Stored data

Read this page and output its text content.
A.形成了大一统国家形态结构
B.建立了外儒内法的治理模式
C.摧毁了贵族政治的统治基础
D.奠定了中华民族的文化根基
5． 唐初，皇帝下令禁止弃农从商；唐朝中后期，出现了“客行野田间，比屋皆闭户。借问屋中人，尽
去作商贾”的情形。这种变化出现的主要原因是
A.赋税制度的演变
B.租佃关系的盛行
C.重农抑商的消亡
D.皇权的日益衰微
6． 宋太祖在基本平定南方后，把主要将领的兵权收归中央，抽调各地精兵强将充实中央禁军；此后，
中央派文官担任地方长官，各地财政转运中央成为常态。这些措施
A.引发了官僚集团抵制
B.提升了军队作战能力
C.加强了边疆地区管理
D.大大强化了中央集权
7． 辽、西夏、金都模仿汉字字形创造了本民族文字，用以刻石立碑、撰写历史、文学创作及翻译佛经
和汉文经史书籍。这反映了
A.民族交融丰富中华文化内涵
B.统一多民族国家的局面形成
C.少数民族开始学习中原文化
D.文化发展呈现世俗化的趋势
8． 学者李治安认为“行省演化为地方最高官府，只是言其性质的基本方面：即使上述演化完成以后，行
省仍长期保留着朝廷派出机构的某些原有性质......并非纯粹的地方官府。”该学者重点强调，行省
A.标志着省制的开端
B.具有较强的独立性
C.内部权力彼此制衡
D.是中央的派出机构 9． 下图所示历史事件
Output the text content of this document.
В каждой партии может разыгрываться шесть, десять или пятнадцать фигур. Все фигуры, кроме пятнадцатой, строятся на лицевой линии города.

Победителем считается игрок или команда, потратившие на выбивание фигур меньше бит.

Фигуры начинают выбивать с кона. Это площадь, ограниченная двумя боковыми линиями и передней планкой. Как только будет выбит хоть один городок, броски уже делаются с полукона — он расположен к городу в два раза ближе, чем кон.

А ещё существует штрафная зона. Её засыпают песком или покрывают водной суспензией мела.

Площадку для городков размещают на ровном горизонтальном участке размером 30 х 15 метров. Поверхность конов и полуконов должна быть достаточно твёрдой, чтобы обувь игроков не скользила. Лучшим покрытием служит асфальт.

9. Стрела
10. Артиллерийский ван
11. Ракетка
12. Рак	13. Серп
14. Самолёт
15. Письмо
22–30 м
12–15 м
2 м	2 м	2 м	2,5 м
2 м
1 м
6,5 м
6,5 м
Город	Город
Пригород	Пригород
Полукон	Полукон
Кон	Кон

Objective
Exactly reproduce all of the entries above.

Result of the exercise
Read this page and output its text content.
A.形成了大一统国家形态结构
B.建立了外儒内法的治理模式
C.摧毁了贵族政治的统治基础
D.奠定了中华民族的文化根基
5． 唐初，皇帝下令禁止弃农从商；唐朝中后期，出现了“客行野田间，比屋皆闭户。借问屋中人，尽
去作商贾”的情形。这种变化出现的主要原因是
A.赋税制度的演变
B.租佃关系的盛行
C.重农抑商的消亡
D.皇权的日益衰微
6． 宋太祖在基本平定南方后，把主要将领的兵权收归中央，抽调各地精兵强将充实中央禁军；此后，
中央派文官担任地方长官，各地财政转运中央成为常态。这些措施
A.引发了官僚集团抵制
B.提升了军队作战能力
C.加强了边疆地区管理
D.大大强化了中央集权
7． 辽、西夏、金都模仿汉字字形创造了本民族文字，用以刻石立碑、撰写历史、文学创作及翻译佛经
和汉文经史书籍。这反映了
A.民族交融丰富中华文化内涵
B.统一多民族国家的局面形成
C.少数民族开始学习中原文化
D.文化发展呈现世俗化的趋势
8． 学者李治安认为“行省演化为地方最高官府，只是言其性质的基本方面：即使上述演化完成以后，行
省仍长期保留着朝廷派出机构的某些原有性质......并非纯粹的地方官府。”该学者重点强调，行省
A.标志着省制的开端
B.具有较强的独立性
C.内部权力彼此制衡
D.是中央的派出机构 9． 下图所示历史事件
Output the text content of this document.
В каждой партии может разыгрываться шесть, десять или пятнадцать фигур. Все фигуры, кроме пятнадцатой, строятся на лицевой линии города.

Победителем считается игрок или команда, потратившие на выбивание фигур меньше бит.

Фигуры начинают выбивать с кона. Это площадь, ограниченная двумя боковыми линиями и передней планкой. Как только будет выбит хоть один городок, броски уже делаются с полукона — он расположен к городу в два раза ближе, чем кон.

А ещё существует штрафная зона. Её засыпают песком или покрывают водной суспензией мела.

Площадку для городков размещают на ровном горизонтальном участке размером 30 х 15 метров. Поверхность конов и полуконов должна быть достаточно твёрдой, чтобы обувь игроков не скользила. Лучшим покрытием служит асфальт.

9. Стрела
10. Артиллерийский ван
11. Ракетка
12. Рак	13. Серп
14. Самолёт
15. Письмо
22–30 м
12–15 м
2 м	2 м	2 м	2,5 м
2 м
1 м
6,5 м
6,5 м
Город	Город
Пригород	Пригород
Полукон	Полукон
Кон	Кон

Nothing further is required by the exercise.